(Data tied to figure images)
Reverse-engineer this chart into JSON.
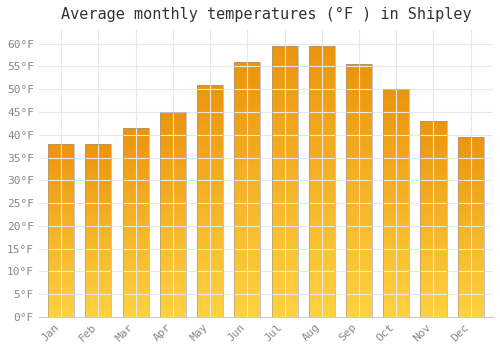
{
  "title": "Average monthly temperatures (°F ) in Shipley",
  "months": [
    "Jan",
    "Feb",
    "Mar",
    "Apr",
    "May",
    "Jun",
    "Jul",
    "Aug",
    "Sep",
    "Oct",
    "Nov",
    "Dec"
  ],
  "values": [
    38,
    38,
    41.5,
    45,
    51,
    56,
    59.5,
    59.5,
    55.5,
    50,
    43,
    39.5
  ],
  "bar_color_top": "#F0A000",
  "bar_color_bottom": "#FFD050",
  "ylim": [
    0,
    63
  ],
  "yticks": [
    0,
    5,
    10,
    15,
    20,
    25,
    30,
    35,
    40,
    45,
    50,
    55,
    60
  ],
  "ytick_labels": [
    "0°F",
    "5°F",
    "10°F",
    "15°F",
    "20°F",
    "25°F",
    "30°F",
    "35°F",
    "40°F",
    "45°F",
    "50°F",
    "55°F",
    "60°F"
  ],
  "background_color": "#FFFFFF",
  "grid_color": "#E8E8E8",
  "title_fontsize": 11,
  "tick_fontsize": 8,
  "bar_width": 0.7,
  "tick_color": "#888888",
  "title_color": "#333333"
}
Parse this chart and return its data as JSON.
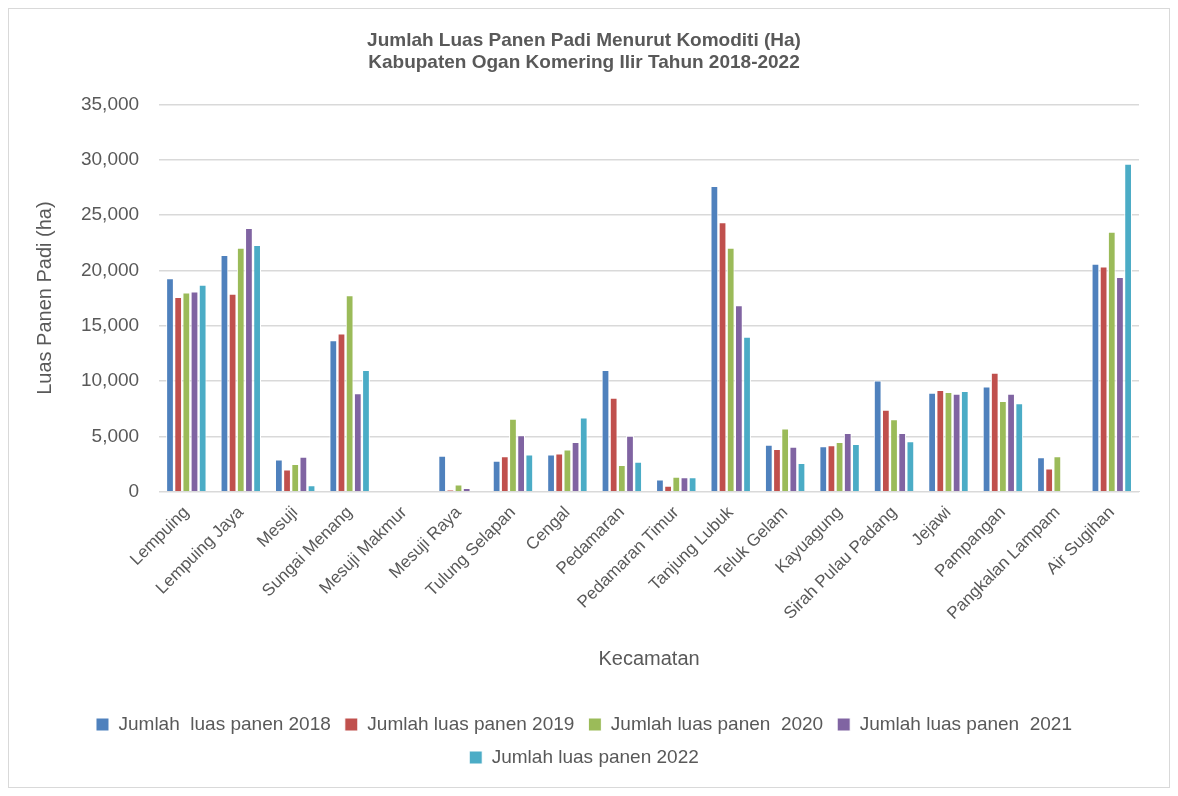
{
  "chart_data": {
    "type": "bar",
    "title": "Jumlah Luas Panen Padi Menurut Komoditi (Ha)\nKabupaten Ogan Komering Ilir Tahun 2018-2022",
    "xlabel": "Kecamatan",
    "ylabel": "Luas Panen Padi (ha)",
    "categories": [
      "Lempuing",
      "Lempuing Jaya",
      "Mesuji",
      "Sungai Menang",
      "Mesuji Makmur",
      "Mesuji Raya",
      "Tulung Selapan",
      "Cengal",
      "Pedamaran",
      "Pedamaran Timur",
      "Tanjung Lubuk",
      "Teluk Gelam",
      "Kayuagung",
      "Sirah Pulau Padang",
      "Jejawi",
      "Pampangan",
      "Pangkalan Lampam",
      "Air Sugihan"
    ],
    "series": [
      {
        "name": "Jumlah  luas panen 2018",
        "color": "#4f81bd",
        "values": [
          19300,
          21400,
          2900,
          13700,
          null,
          3250,
          2800,
          3350,
          11000,
          1100,
          27650,
          4250,
          4100,
          10050,
          8950,
          9500,
          3100,
          20600
        ]
      },
      {
        "name": "Jumlah luas panen 2019",
        "color": "#c0504d",
        "values": [
          17600,
          17900,
          2000,
          14300,
          null,
          140,
          3200,
          3450,
          8500,
          530,
          24350,
          3850,
          4200,
          7400,
          9200,
          10750,
          2100,
          20350
        ]
      },
      {
        "name": "Jumlah luas panen  2020",
        "color": "#9bbb59",
        "values": [
          18000,
          22050,
          2500,
          17750,
          null,
          640,
          6600,
          3800,
          2400,
          1350,
          22050,
          5700,
          4500,
          6550,
          9000,
          8200,
          3200,
          23500
        ]
      },
      {
        "name": "Jumlah luas panen  2021",
        "color": "#8064a2",
        "values": [
          18100,
          23850,
          3150,
          8900,
          null,
          320,
          5100,
          4500,
          5050,
          1300,
          16850,
          4050,
          5300,
          5300,
          8850,
          8850,
          null,
          19400
        ]
      },
      {
        "name": "Jumlah luas panen 2022",
        "color": "#4bacc6",
        "values": [
          18700,
          22300,
          570,
          11000,
          null,
          null,
          3350,
          6700,
          2700,
          1300,
          14000,
          2600,
          4300,
          4550,
          9100,
          8000,
          null,
          29650
        ]
      }
    ],
    "ylim": [
      0,
      35000
    ],
    "yticks": [
      {
        "value": 0,
        "label": "0"
      },
      {
        "value": 5000,
        "label": "5,000"
      },
      {
        "value": 10000,
        "label": "10,000"
      },
      {
        "value": 15000,
        "label": "15,000"
      },
      {
        "value": 20000,
        "label": "20,000"
      },
      {
        "value": 25000,
        "label": "25,000"
      },
      {
        "value": 30000,
        "label": "30,000"
      },
      {
        "value": 35000,
        "label": "35,000"
      }
    ],
    "grid": "y",
    "legend": "bottom"
  }
}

## REQUIRED WORK
Write out all the entries word for word, but skip any images.

## SOLUTION TO THE EXERCISE
Reverse-engineer this chart into JSON.
{
  "title": "Average monthly temperatures (°F ) in Shipley",
  "months": [
    "Jan",
    "Feb",
    "Mar",
    "Apr",
    "May",
    "Jun",
    "Jul",
    "Aug",
    "Sep",
    "Oct",
    "Nov",
    "Dec"
  ],
  "values": [
    38,
    38,
    41.5,
    45,
    51,
    56,
    59.5,
    59.5,
    55.5,
    50,
    43,
    39.5
  ],
  "bar_color_top": "#F0A000",
  "bar_color_bottom": "#FFD050",
  "ylim": [
    0,
    63
  ],
  "yticks": [
    0,
    5,
    10,
    15,
    20,
    25,
    30,
    35,
    40,
    45,
    50,
    55,
    60
  ],
  "ytick_labels": [
    "0°F",
    "5°F",
    "10°F",
    "15°F",
    "20°F",
    "25°F",
    "30°F",
    "35°F",
    "40°F",
    "45°F",
    "50°F",
    "55°F",
    "60°F"
  ],
  "background_color": "#FFFFFF",
  "grid_color": "#E8E8E8",
  "title_fontsize": 11,
  "tick_fontsize": 8,
  "bar_width": 0.7,
  "tick_color": "#888888",
  "title_color": "#333333"
}
Parse this chart and return its data as JSON.
{
  "chart_data": {
    "type": "bar",
    "title": "Jumlah Luas Panen Padi Menurut Komoditi (Ha)\nKabupaten Ogan Komering Ilir Tahun 2018-2022",
    "xlabel": "Kecamatan",
    "ylabel": "Luas Panen Padi (ha)",
    "categories": [
      "Lempuing",
      "Lempuing Jaya",
      "Mesuji",
      "Sungai Menang",
      "Mesuji Makmur",
      "Mesuji Raya",
      "Tulung Selapan",
      "Cengal",
      "Pedamaran",
      "Pedamaran Timur",
      "Tanjung Lubuk",
      "Teluk Gelam",
      "Kayuagung",
      "Sirah Pulau Padang",
      "Jejawi",
      "Pampangan",
      "Pangkalan Lampam",
      "Air Sugihan"
    ],
    "series": [
      {
        "name": "Jumlah  luas panen 2018",
        "color": "#4f81bd",
        "values": [
          19300,
          21400,
          2900,
          13700,
          null,
          3250,
          2800,
          3350,
          11000,
          1100,
          27650,
          4250,
          4100,
          10050,
          8950,
          9500,
          3100,
          20600
        ]
      },
      {
        "name": "Jumlah luas panen 2019",
        "color": "#c0504d",
        "values": [
          17600,
          17900,
          2000,
          14300,
          null,
          140,
          3200,
          3450,
          8500,
          530,
          24350,
          3850,
          4200,
          7400,
          9200,
          10750,
          2100,
          20350
        ]
      },
      {
        "name": "Jumlah luas panen  2020",
        "color": "#9bbb59",
        "values": [
          18000,
          22050,
          2500,
          17750,
          null,
          640,
          6600,
          3800,
          2400,
          1350,
          22050,
          5700,
          4500,
          6550,
          9000,
          8200,
          3200,
          23500
        ]
      },
      {
        "name": "Jumlah luas panen  2021",
        "color": "#8064a2",
        "values": [
          18100,
          23850,
          3150,
          8900,
          null,
          320,
          5100,
          4500,
          5050,
          1300,
          16850,
          4050,
          5300,
          5300,
          8850,
          8850,
          null,
          19400
        ]
      },
      {
        "name": "Jumlah luas panen 2022",
        "color": "#4bacc6",
        "values": [
          18700,
          22300,
          570,
          11000,
          null,
          null,
          3350,
          6700,
          2700,
          1300,
          14000,
          2600,
          4300,
          4550,
          9100,
          8000,
          null,
          29650
        ]
      }
    ],
    "ylim": [
      0,
      35000
    ],
    "yticks": [
      {
        "value": 0,
        "label": "0"
      },
      {
        "value": 5000,
        "label": "5,000"
      },
      {
        "value": 10000,
        "label": "10,000"
      },
      {
        "value": 15000,
        "label": "15,000"
      },
      {
        "value": 20000,
        "label": "20,000"
      },
      {
        "value": 25000,
        "label": "25,000"
      },
      {
        "value": 30000,
        "label": "30,000"
      },
      {
        "value": 35000,
        "label": "35,000"
      }
    ],
    "grid": "y",
    "legend": "bottom"
  }
}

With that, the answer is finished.